== GOAL OF THE EXERCISE ==
Report every line from the material that contains the word "全国动力煤消费量".

== DATA SECTION ==
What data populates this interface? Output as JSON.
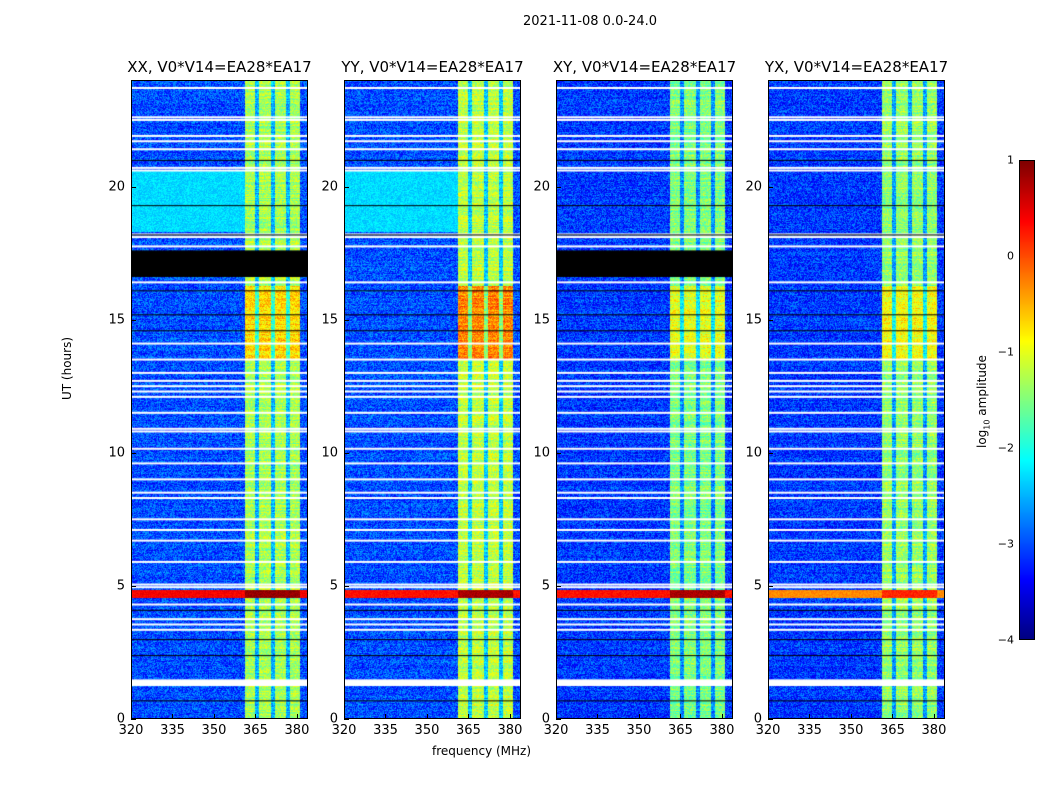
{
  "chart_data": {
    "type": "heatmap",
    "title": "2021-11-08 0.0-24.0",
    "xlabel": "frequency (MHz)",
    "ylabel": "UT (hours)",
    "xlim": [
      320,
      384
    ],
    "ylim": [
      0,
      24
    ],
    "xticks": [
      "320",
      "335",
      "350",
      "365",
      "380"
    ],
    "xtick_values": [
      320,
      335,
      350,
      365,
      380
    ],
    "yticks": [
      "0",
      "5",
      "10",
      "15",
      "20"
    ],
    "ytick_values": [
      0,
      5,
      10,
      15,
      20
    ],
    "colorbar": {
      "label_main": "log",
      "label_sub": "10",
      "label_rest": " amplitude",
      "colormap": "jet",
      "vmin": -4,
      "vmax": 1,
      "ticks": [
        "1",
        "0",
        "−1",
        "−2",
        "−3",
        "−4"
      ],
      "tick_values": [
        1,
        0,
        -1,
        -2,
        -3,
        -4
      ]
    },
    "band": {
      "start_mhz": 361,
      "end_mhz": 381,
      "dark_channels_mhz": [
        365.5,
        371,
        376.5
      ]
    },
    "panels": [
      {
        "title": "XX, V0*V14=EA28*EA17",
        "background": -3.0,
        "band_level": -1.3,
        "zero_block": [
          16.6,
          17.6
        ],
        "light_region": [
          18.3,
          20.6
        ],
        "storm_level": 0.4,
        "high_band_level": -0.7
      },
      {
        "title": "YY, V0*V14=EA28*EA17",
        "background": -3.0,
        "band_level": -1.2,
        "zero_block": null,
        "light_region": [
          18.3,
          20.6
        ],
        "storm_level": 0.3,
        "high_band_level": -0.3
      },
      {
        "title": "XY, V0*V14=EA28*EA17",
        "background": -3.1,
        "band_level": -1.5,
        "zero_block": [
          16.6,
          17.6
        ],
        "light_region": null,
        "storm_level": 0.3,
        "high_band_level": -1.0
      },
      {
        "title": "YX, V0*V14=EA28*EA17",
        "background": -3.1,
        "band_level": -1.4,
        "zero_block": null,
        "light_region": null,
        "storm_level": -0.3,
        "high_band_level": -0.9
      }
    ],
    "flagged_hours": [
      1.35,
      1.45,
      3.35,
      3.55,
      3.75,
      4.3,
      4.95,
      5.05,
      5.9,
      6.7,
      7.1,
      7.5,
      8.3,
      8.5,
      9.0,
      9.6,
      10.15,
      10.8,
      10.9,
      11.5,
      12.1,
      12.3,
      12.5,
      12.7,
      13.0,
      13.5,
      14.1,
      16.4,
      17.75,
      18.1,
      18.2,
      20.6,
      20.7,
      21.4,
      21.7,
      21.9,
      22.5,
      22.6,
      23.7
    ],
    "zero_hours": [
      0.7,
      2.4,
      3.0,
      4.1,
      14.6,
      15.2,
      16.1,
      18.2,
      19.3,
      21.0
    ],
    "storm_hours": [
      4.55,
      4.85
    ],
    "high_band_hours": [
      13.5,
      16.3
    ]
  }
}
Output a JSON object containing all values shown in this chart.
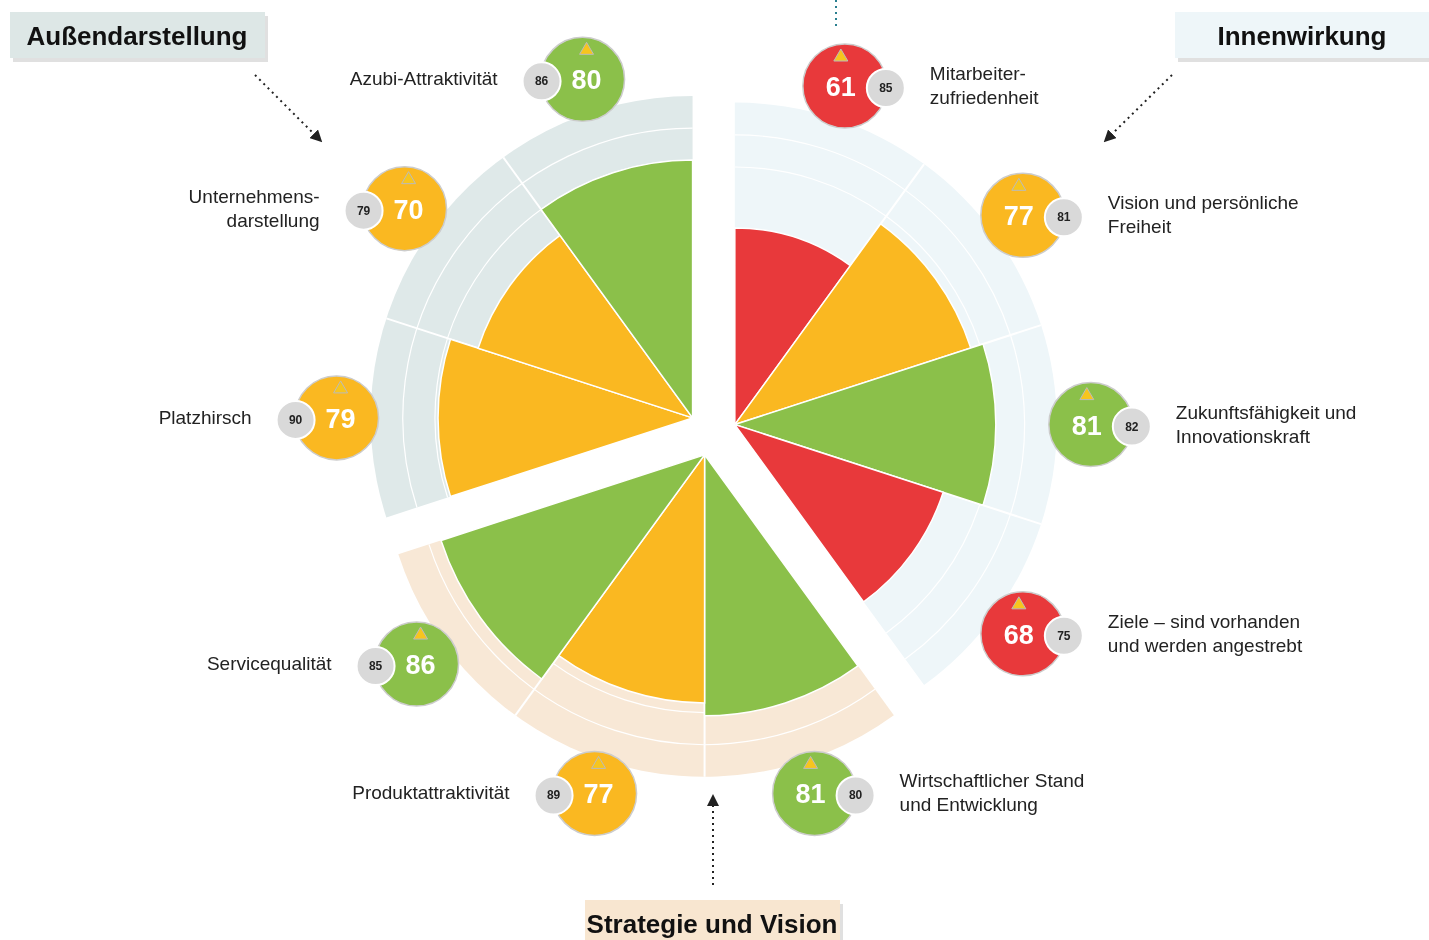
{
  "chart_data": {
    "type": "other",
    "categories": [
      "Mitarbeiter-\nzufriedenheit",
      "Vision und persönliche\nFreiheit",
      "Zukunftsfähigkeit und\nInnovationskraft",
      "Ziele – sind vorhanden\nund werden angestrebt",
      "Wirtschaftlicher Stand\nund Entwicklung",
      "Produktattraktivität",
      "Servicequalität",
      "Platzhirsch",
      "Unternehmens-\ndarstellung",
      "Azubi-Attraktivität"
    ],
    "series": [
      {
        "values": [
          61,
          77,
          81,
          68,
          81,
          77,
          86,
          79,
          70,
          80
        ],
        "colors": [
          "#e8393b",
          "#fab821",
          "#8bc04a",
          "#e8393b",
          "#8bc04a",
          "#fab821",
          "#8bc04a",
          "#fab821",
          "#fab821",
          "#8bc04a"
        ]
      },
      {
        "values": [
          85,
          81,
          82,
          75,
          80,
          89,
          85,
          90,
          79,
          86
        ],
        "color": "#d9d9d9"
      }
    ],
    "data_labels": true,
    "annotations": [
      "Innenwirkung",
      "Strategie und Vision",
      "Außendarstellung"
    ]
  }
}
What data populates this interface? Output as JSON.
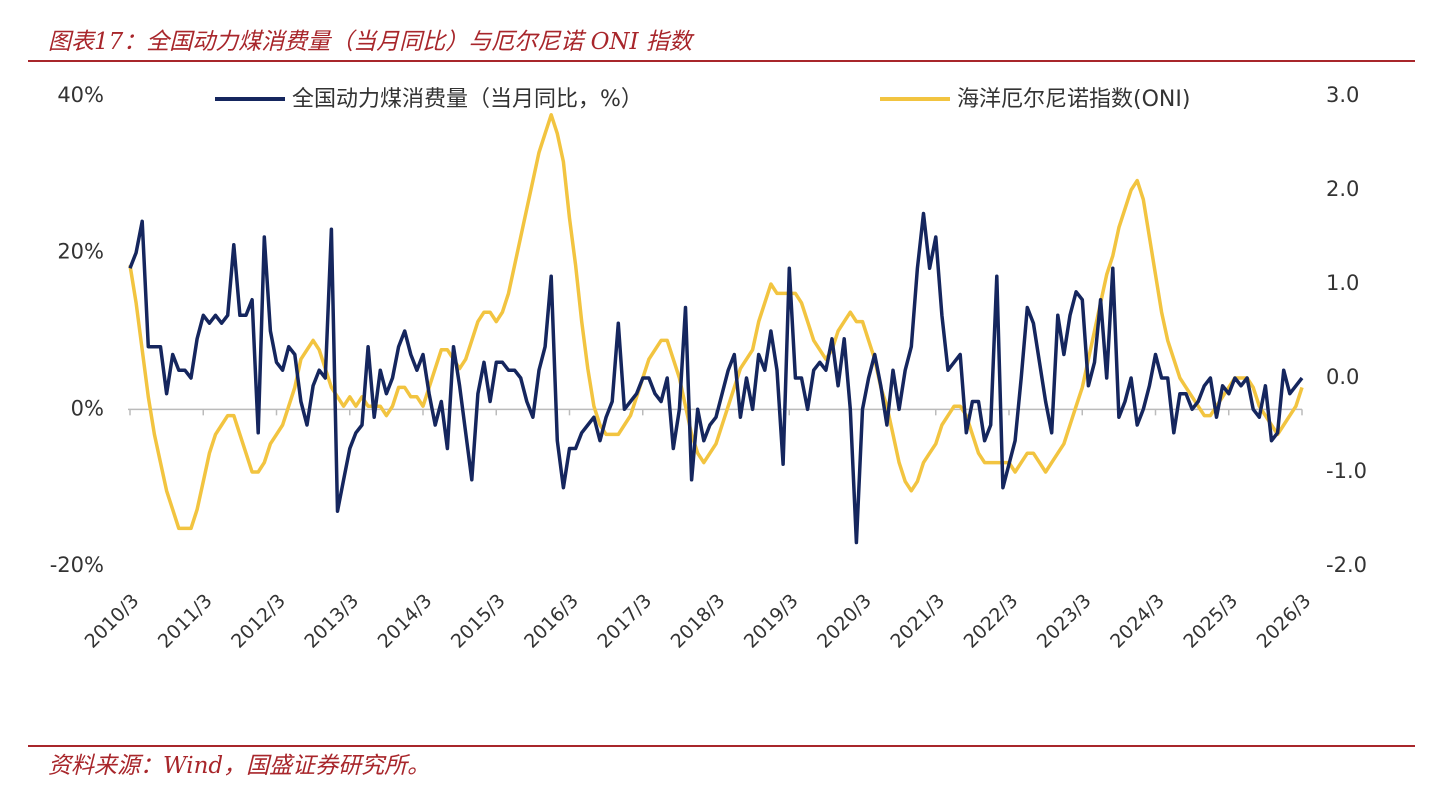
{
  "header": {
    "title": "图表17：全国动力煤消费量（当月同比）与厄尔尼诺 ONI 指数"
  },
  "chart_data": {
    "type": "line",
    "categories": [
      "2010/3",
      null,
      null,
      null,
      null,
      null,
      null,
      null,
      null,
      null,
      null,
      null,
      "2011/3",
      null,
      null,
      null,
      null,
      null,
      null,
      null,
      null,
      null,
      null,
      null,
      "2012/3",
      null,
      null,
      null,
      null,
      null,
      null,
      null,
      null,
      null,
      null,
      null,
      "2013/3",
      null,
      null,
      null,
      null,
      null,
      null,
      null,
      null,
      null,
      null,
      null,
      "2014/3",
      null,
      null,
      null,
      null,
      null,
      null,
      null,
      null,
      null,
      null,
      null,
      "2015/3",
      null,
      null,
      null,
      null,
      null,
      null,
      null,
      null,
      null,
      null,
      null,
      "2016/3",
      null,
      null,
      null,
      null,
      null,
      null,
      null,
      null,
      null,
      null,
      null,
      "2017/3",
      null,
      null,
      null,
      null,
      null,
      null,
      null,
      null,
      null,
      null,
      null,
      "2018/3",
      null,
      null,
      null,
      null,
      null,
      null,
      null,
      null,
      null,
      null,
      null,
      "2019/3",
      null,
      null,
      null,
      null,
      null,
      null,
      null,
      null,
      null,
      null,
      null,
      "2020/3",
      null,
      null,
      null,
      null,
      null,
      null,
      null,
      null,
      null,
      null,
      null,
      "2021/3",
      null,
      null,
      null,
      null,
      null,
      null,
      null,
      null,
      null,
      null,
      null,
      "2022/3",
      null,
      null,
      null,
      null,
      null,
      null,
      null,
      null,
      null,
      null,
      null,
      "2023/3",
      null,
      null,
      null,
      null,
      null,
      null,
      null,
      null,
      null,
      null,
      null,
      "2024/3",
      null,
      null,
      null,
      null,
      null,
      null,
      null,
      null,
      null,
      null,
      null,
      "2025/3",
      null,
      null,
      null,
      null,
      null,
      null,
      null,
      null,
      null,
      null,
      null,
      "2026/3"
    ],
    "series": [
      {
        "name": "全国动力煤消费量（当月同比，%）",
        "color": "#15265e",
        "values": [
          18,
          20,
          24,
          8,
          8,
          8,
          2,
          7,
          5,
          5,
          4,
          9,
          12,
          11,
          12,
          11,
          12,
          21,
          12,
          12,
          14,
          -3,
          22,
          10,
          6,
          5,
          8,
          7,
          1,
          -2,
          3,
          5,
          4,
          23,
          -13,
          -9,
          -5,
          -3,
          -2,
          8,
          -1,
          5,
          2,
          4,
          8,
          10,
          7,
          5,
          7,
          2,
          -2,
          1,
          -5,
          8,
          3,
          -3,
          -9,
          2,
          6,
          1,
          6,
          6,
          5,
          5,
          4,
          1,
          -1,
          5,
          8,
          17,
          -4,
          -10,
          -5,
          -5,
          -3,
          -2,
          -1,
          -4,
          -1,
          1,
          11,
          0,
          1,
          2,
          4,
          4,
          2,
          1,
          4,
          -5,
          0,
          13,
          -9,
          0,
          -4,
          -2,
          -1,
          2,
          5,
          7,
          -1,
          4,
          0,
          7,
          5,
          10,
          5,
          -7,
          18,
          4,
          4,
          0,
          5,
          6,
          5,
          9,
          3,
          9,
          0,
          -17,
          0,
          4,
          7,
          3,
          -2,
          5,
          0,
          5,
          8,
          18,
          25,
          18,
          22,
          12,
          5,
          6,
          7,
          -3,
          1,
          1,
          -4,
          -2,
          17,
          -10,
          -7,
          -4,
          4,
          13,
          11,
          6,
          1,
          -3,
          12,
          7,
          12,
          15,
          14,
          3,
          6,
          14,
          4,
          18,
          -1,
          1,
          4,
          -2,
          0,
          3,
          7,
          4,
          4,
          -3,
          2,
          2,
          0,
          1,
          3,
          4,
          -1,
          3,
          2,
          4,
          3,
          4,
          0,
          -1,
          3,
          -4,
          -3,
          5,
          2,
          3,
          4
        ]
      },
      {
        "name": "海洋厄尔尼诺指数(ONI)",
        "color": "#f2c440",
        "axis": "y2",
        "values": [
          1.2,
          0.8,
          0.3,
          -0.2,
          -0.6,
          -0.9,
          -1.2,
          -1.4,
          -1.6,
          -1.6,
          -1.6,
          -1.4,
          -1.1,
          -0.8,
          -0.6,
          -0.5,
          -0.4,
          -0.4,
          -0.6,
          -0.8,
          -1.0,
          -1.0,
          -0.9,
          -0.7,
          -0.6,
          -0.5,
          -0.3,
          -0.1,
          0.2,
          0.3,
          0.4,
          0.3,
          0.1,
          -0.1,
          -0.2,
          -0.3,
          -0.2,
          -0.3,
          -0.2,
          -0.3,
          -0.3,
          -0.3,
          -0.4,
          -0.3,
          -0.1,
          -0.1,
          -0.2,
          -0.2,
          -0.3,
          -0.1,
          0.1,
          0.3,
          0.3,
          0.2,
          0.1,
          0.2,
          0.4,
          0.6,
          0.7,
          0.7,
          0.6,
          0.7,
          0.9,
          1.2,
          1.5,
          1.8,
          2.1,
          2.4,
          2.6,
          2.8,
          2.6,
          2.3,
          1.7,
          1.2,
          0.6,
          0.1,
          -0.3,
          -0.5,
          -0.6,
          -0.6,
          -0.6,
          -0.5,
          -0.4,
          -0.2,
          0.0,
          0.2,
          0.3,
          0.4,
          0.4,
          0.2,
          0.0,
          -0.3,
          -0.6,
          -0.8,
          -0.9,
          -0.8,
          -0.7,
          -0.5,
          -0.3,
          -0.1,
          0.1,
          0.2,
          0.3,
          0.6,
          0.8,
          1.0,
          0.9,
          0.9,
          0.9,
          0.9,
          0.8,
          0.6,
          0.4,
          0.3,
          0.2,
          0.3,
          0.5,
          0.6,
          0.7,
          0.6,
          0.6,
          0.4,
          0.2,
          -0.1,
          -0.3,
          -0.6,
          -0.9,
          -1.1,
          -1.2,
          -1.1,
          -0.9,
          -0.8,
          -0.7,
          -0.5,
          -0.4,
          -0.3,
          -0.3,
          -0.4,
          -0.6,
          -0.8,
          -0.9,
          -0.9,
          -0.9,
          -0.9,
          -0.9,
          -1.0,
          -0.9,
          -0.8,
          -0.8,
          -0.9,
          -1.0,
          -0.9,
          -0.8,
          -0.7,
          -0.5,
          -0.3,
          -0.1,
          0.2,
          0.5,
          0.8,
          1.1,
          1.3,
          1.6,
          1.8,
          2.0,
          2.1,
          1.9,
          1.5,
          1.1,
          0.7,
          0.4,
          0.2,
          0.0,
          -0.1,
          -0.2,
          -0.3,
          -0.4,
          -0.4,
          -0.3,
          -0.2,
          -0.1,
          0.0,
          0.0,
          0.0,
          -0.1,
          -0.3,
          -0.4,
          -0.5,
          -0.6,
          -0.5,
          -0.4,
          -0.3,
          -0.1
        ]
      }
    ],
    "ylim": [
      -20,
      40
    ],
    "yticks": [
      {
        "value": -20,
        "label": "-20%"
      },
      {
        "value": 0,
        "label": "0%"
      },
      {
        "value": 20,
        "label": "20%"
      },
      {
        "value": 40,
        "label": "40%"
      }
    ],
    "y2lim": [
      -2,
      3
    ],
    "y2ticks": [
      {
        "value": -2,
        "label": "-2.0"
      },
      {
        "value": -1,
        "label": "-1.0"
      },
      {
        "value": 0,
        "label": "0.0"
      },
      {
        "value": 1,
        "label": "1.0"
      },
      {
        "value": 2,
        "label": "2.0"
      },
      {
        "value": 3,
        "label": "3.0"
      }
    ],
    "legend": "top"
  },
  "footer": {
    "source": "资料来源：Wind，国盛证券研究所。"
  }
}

== TASK OUTPUT ==
    "title": "图表17：全国动力煤消费量（当月同比）与厄尔尼诺 ONI 指数"
        "name": "全国动力煤消费量（当月同比，%）",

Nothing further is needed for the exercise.